### WORK TO COMPLETE
Reproduce every record exactly as it appears, but not the pictures.

(Source data)
========

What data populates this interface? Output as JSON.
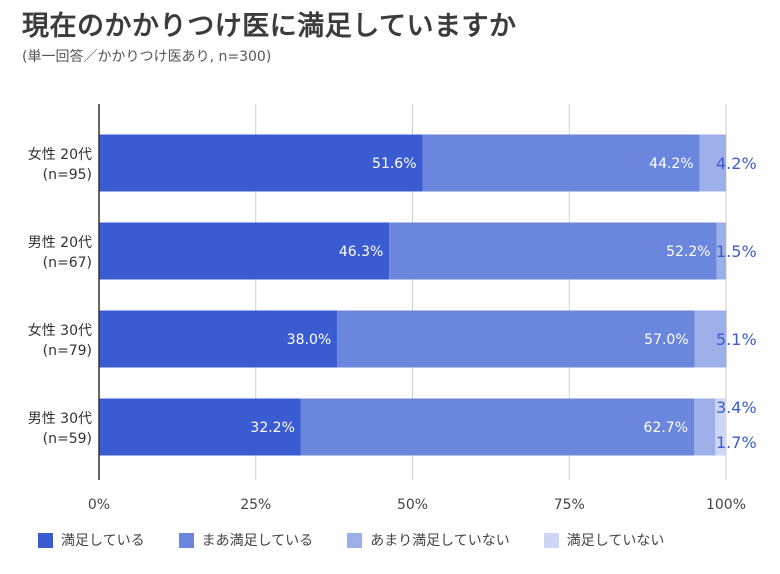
{
  "title": "現在のかかりつけ医に満足していますか",
  "subtitle": "(単一回答／かかりつけ医あり, n=300)",
  "chart_data": {
    "type": "bar",
    "orientation": "horizontal",
    "stacked": true,
    "categories": [
      {
        "name": "女性 20代",
        "n": "(n=95)"
      },
      {
        "name": "男性 20代",
        "n": "(n=67)"
      },
      {
        "name": "女性 30代",
        "n": "(n=79)"
      },
      {
        "name": "男性 30代",
        "n": "(n=59)"
      }
    ],
    "series": [
      {
        "name": "満足している",
        "color": "#3b5bd0",
        "values": [
          51.6,
          46.3,
          38.0,
          32.2
        ],
        "labels": [
          "51.6%",
          "46.3%",
          "38.0%",
          "32.2%"
        ]
      },
      {
        "name": "まあ満足している",
        "color": "#6b86dd",
        "values": [
          44.2,
          52.2,
          57.0,
          62.7
        ],
        "labels": [
          "44.2%",
          "52.2%",
          "57.0%",
          "62.7%"
        ]
      },
      {
        "name": "あまり満足していない",
        "color": "#9dafe8",
        "values": [
          4.2,
          1.5,
          5.1,
          3.4
        ],
        "labels": [
          "4.2%",
          "1.5%",
          "5.1%",
          "3.4%"
        ]
      },
      {
        "name": "満足していない",
        "color": "#cdd6f4",
        "values": [
          0,
          0,
          0,
          1.7
        ],
        "labels": [
          "",
          "",
          "",
          "1.7%"
        ]
      }
    ],
    "xlim": [
      0,
      100
    ],
    "xticks": [
      "0%",
      "25%",
      "50%",
      "75%",
      "100%"
    ],
    "grid": true,
    "legend_position": "bottom"
  }
}
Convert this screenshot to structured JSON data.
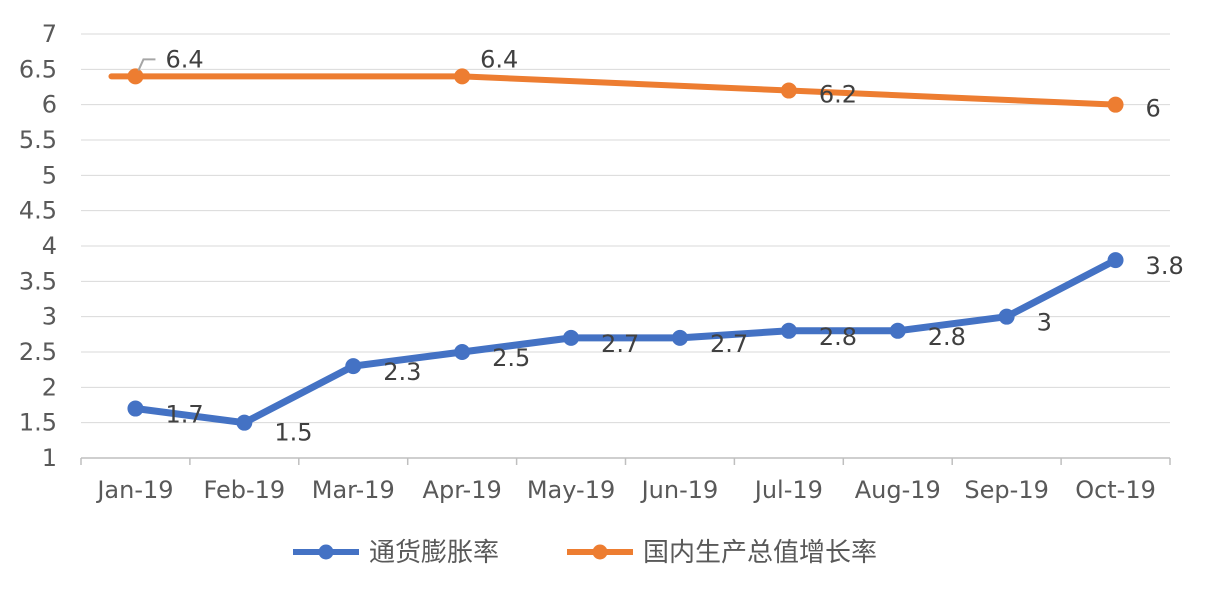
{
  "chart_data": {
    "type": "line",
    "categories": [
      "Jan-19",
      "Feb-19",
      "Mar-19",
      "Apr-19",
      "May-19",
      "Jun-19",
      "Jul-19",
      "Aug-19",
      "Sep-19",
      "Oct-19"
    ],
    "ylim": [
      1,
      7
    ],
    "yticks": [
      "1",
      "1.5",
      "2",
      "2.5",
      "3",
      "3.5",
      "4",
      "4.5",
      "5",
      "5.5",
      "6",
      "6.5",
      "7"
    ],
    "grid": true,
    "legend_position": "bottom",
    "series": [
      {
        "name": "通货膨胀率",
        "color": "#4472C4",
        "values": [
          1.7,
          1.5,
          2.3,
          2.5,
          2.7,
          2.7,
          2.8,
          2.8,
          3.0,
          3.8
        ],
        "labels": [
          "1.7",
          "1.5",
          "2.3",
          "2.5",
          "2.7",
          "2.7",
          "2.8",
          "2.8",
          "3",
          "3.8"
        ],
        "markers": [
          true,
          true,
          true,
          true,
          true,
          true,
          true,
          true,
          true,
          true
        ]
      },
      {
        "name": "国内生产总值增长率",
        "color": "#ED7D31",
        "values": [
          6.4,
          6.4,
          6.4,
          6.4,
          null,
          null,
          6.2,
          null,
          null,
          6.0
        ],
        "labels": [
          "6.4",
          null,
          null,
          "6.4",
          null,
          null,
          "6.2",
          null,
          null,
          "6"
        ],
        "markers": [
          true,
          false,
          false,
          true,
          false,
          false,
          true,
          false,
          false,
          true
        ]
      }
    ]
  }
}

========

### THE ANSWER
What data populates this interface? Output as JSON.
{
  "title": "現在のかかりつけ医に満足していますか",
  "subtitle": "(単一回答／かかりつけ医あり, n=300)",
  "chart_data": {
    "type": "bar",
    "orientation": "horizontal",
    "stacked": true,
    "categories": [
      {
        "name": "女性 20代",
        "n": "(n=95)"
      },
      {
        "name": "男性 20代",
        "n": "(n=67)"
      },
      {
        "name": "女性 30代",
        "n": "(n=79)"
      },
      {
        "name": "男性 30代",
        "n": "(n=59)"
      }
    ],
    "series": [
      {
        "name": "満足している",
        "color": "#3b5bd0",
        "values": [
          51.6,
          46.3,
          38.0,
          32.2
        ],
        "labels": [
          "51.6%",
          "46.3%",
          "38.0%",
          "32.2%"
        ]
      },
      {
        "name": "まあ満足している",
        "color": "#6b86dd",
        "values": [
          44.2,
          52.2,
          57.0,
          62.7
        ],
        "labels": [
          "44.2%",
          "52.2%",
          "57.0%",
          "62.7%"
        ]
      },
      {
        "name": "あまり満足していない",
        "color": "#9dafe8",
        "values": [
          4.2,
          1.5,
          5.1,
          3.4
        ],
        "labels": [
          "4.2%",
          "1.5%",
          "5.1%",
          "3.4%"
        ]
      },
      {
        "name": "満足していない",
        "color": "#cdd6f4",
        "values": [
          0,
          0,
          0,
          1.7
        ],
        "labels": [
          "",
          "",
          "",
          "1.7%"
        ]
      }
    ],
    "xlim": [
      0,
      100
    ],
    "xticks": [
      "0%",
      "25%",
      "50%",
      "75%",
      "100%"
    ],
    "grid": true,
    "legend_position": "bottom"
  }
}
Convert this screenshot to structured JSON data.
{
  "chart_data": {
    "type": "line",
    "categories": [
      "Jan-19",
      "Feb-19",
      "Mar-19",
      "Apr-19",
      "May-19",
      "Jun-19",
      "Jul-19",
      "Aug-19",
      "Sep-19",
      "Oct-19"
    ],
    "ylim": [
      1,
      7
    ],
    "yticks": [
      "1",
      "1.5",
      "2",
      "2.5",
      "3",
      "3.5",
      "4",
      "4.5",
      "5",
      "5.5",
      "6",
      "6.5",
      "7"
    ],
    "grid": true,
    "legend_position": "bottom",
    "series": [
      {
        "name": "通货膨胀率",
        "color": "#4472C4",
        "values": [
          1.7,
          1.5,
          2.3,
          2.5,
          2.7,
          2.7,
          2.8,
          2.8,
          3.0,
          3.8
        ],
        "labels": [
          "1.7",
          "1.5",
          "2.3",
          "2.5",
          "2.7",
          "2.7",
          "2.8",
          "2.8",
          "3",
          "3.8"
        ],
        "markers": [
          true,
          true,
          true,
          true,
          true,
          true,
          true,
          true,
          true,
          true
        ]
      },
      {
        "name": "国内生产总值增长率",
        "color": "#ED7D31",
        "values": [
          6.4,
          6.4,
          6.4,
          6.4,
          null,
          null,
          6.2,
          null,
          null,
          6.0
        ],
        "labels": [
          "6.4",
          null,
          null,
          "6.4",
          null,
          null,
          "6.2",
          null,
          null,
          "6"
        ],
        "markers": [
          true,
          false,
          false,
          true,
          false,
          false,
          true,
          false,
          false,
          true
        ]
      }
    ]
  }
}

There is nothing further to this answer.